* EXERCISE INSTRUCTIONS
Pick out all lines of the entries that include the word "explorer" and copy them.

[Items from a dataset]
------------------------

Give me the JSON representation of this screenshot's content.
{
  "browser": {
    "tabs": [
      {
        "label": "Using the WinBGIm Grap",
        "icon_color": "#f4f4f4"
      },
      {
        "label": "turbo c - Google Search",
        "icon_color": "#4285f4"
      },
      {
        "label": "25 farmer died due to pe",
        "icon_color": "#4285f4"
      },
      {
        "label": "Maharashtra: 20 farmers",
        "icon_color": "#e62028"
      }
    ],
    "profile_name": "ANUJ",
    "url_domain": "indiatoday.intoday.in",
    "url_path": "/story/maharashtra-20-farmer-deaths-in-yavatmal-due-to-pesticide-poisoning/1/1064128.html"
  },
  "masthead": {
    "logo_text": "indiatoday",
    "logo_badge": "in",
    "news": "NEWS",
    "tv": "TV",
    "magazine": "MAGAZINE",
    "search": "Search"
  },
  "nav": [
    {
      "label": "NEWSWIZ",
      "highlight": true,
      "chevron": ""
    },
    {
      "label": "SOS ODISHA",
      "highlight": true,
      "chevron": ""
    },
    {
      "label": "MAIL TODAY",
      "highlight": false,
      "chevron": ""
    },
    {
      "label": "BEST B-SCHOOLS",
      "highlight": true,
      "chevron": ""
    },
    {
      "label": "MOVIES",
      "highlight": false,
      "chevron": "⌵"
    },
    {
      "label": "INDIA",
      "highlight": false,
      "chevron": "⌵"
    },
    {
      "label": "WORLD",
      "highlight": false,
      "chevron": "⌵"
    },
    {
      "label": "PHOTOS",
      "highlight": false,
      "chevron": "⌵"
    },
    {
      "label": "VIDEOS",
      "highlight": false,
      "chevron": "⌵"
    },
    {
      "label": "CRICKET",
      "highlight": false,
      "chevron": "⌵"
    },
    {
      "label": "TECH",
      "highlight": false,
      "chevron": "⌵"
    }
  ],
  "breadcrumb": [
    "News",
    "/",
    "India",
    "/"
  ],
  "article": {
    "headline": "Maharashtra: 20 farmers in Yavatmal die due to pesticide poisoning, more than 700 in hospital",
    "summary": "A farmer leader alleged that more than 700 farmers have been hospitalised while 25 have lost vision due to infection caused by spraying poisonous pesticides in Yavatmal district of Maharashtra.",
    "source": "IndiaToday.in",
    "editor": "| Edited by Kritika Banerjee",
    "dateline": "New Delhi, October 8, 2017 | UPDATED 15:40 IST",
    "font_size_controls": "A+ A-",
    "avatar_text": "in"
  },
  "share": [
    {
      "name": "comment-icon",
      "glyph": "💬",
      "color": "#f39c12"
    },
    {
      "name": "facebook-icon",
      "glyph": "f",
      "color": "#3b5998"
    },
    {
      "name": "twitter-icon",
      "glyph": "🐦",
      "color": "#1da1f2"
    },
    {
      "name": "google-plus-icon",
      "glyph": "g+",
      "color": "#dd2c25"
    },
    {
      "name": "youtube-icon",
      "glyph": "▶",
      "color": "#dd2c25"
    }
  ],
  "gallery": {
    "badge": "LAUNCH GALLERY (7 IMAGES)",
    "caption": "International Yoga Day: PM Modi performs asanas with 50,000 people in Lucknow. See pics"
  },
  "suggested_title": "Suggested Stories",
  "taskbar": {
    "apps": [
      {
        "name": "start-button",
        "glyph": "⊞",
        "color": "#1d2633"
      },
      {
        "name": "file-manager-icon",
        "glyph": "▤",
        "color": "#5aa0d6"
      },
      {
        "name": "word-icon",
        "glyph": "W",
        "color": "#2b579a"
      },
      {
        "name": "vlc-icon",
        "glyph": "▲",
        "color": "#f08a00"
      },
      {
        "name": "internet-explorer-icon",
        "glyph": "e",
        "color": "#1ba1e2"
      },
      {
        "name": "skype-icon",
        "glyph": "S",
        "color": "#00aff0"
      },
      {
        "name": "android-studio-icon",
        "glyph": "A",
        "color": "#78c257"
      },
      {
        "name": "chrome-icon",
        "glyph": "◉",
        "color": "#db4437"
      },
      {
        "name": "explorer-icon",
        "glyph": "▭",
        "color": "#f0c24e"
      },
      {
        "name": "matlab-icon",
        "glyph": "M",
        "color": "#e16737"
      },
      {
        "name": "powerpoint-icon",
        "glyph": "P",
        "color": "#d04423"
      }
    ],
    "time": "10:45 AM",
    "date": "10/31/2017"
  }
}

------------------------

* EXPECTED OUTPUT
        "name": "internet-explorer-icon",
        "name": "explorer-icon",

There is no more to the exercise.